Instructions for the task: Looking at the entries, say how many lines contain the string "recover". Offer nothing besides the number.

※ ※ ※

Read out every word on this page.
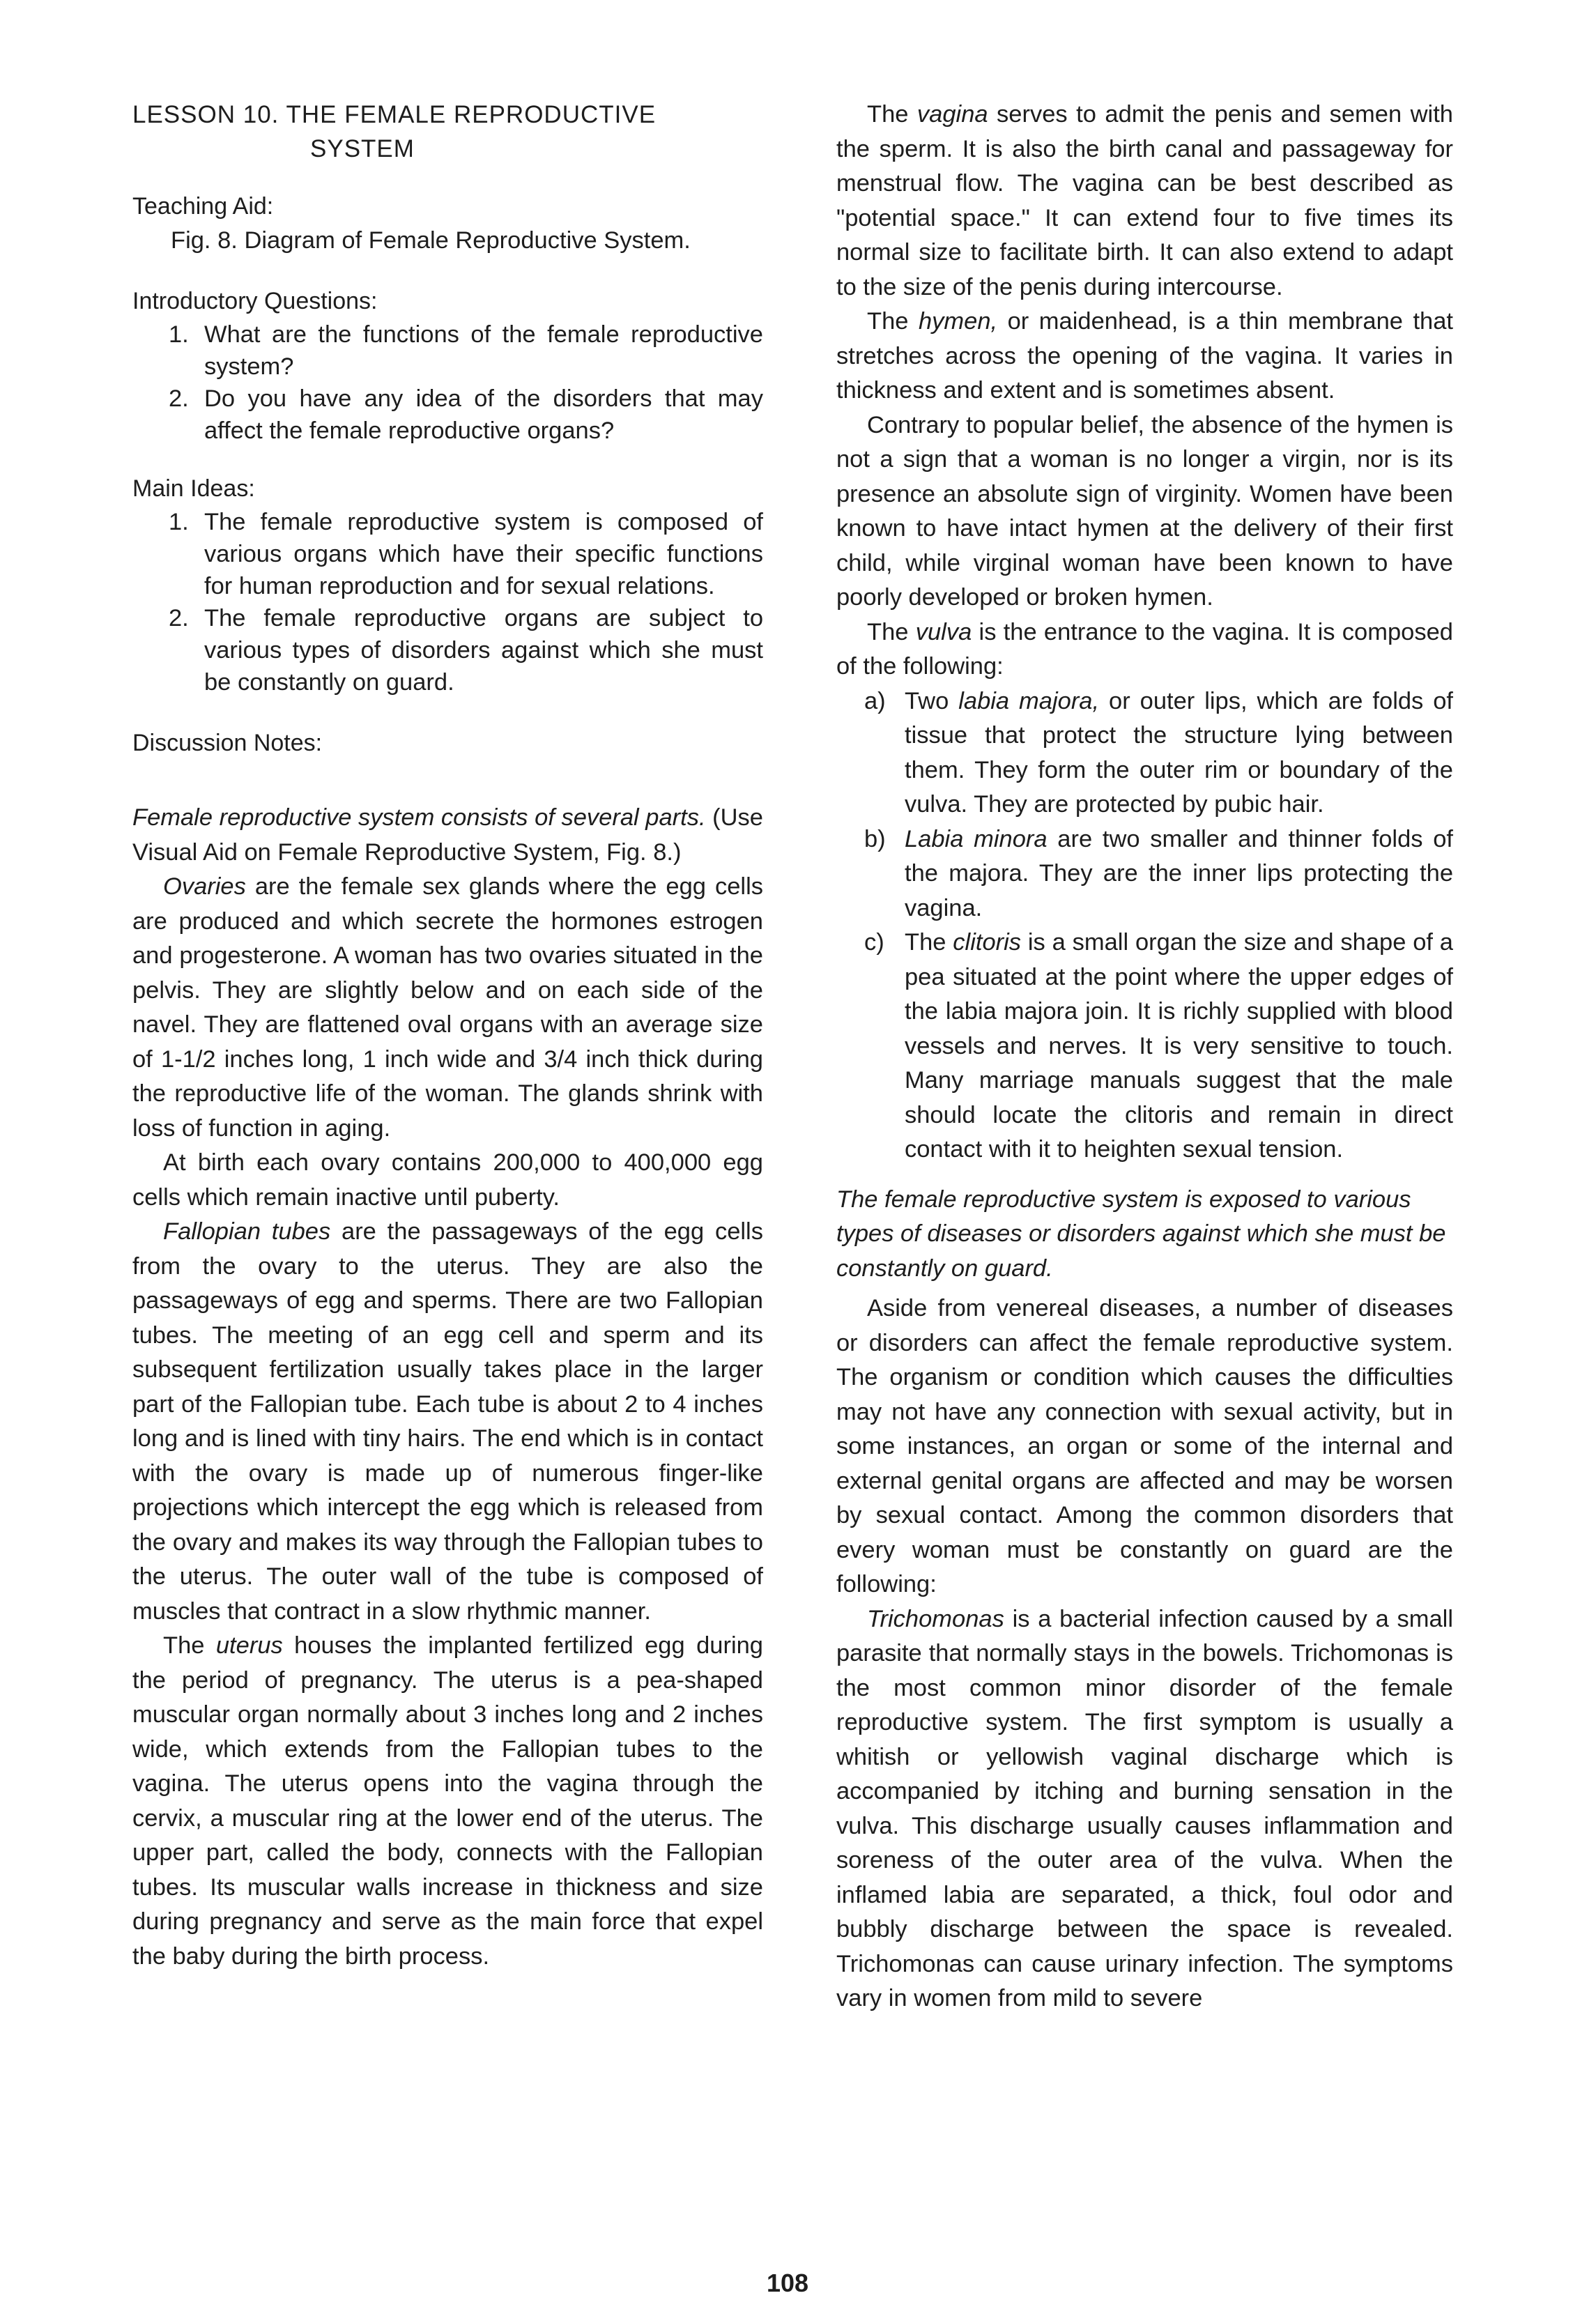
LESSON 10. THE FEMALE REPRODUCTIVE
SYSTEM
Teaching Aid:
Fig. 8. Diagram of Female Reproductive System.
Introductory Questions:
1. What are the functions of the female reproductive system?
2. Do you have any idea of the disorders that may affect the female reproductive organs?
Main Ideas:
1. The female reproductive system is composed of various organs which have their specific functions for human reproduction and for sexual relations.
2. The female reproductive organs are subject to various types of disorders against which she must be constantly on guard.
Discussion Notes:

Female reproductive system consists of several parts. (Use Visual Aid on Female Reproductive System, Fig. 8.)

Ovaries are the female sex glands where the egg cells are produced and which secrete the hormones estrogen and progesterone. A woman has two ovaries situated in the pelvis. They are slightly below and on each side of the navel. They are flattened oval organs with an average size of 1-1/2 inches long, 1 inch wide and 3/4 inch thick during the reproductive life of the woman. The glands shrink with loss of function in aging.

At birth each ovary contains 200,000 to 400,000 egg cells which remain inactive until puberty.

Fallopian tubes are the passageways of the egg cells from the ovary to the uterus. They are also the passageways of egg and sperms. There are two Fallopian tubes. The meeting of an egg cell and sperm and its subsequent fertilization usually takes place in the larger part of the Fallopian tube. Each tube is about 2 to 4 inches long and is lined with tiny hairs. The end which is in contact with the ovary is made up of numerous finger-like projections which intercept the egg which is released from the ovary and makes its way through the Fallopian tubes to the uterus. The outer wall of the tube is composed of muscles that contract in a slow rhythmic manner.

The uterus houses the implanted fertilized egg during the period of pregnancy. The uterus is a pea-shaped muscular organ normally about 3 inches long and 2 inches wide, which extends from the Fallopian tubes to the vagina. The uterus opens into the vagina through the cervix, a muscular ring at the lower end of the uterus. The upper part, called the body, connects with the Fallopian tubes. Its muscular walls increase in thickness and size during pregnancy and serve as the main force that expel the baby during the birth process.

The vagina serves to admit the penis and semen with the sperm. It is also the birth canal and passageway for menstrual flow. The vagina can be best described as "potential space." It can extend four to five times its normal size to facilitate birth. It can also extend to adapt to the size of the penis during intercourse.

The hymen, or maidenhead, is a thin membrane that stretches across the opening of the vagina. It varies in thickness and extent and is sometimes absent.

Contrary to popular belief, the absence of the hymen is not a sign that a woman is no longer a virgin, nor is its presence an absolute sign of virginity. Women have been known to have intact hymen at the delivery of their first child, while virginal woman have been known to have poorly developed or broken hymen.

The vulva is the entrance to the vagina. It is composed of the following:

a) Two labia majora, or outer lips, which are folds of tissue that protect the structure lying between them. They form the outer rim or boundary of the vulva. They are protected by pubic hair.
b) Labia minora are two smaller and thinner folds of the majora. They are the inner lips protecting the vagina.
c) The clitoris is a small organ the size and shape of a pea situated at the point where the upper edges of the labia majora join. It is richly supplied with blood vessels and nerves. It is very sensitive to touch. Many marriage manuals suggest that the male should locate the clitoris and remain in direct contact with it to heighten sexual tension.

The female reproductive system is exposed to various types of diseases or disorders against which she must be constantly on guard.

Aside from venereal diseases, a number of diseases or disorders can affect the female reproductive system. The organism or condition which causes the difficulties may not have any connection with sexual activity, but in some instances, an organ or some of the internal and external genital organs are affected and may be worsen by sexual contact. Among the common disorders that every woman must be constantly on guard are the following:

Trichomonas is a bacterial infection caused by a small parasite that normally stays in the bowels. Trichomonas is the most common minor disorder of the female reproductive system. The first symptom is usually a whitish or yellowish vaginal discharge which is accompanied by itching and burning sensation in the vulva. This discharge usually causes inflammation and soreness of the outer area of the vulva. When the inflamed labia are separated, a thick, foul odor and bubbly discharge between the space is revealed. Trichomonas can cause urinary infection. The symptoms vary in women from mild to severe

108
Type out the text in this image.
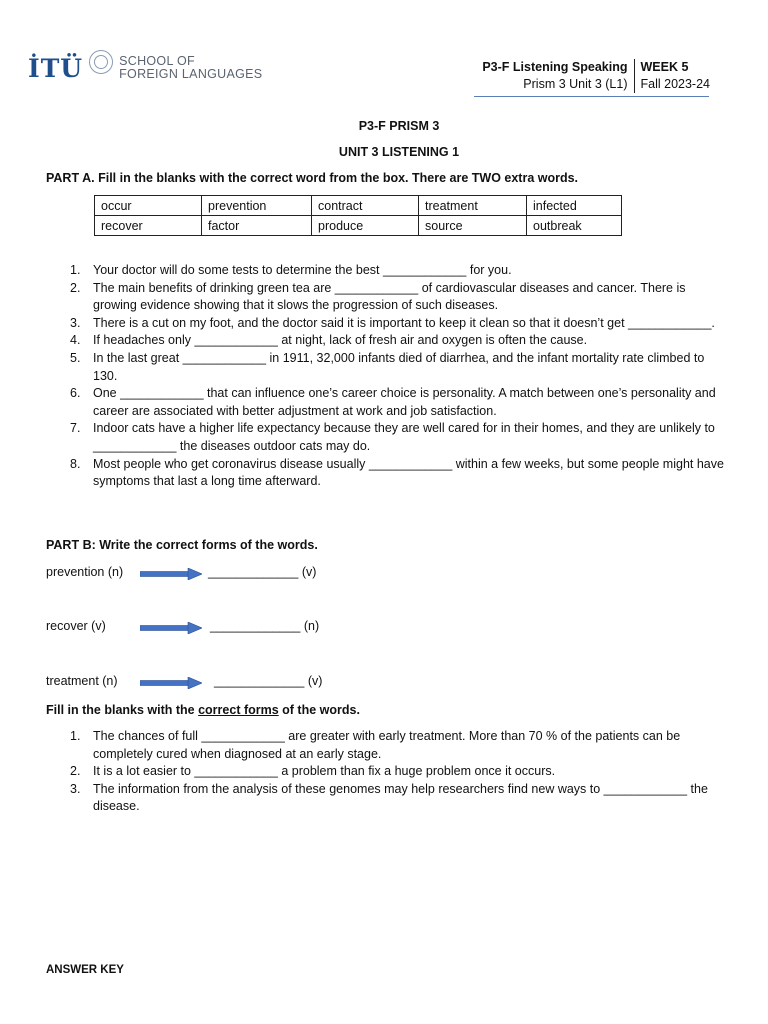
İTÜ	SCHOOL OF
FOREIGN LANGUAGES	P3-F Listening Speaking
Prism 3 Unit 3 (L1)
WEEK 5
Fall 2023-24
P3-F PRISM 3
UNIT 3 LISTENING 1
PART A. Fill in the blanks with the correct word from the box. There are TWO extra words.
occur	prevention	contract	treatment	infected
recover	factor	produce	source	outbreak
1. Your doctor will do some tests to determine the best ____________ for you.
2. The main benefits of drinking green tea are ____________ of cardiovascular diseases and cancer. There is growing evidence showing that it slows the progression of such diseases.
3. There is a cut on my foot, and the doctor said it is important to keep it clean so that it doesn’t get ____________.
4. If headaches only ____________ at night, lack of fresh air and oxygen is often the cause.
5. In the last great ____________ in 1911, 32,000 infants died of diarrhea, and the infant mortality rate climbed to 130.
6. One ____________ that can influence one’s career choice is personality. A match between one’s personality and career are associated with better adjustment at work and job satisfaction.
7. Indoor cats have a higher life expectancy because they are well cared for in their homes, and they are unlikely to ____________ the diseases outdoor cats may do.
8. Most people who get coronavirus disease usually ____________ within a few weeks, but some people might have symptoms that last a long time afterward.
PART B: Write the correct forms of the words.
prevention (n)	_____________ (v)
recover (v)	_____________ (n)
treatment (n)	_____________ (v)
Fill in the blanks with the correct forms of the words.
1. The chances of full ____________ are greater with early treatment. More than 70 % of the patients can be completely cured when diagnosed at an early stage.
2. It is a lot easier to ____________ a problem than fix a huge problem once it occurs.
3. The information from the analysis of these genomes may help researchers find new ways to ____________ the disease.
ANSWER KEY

※ ※ ※

Solution to the problem: 2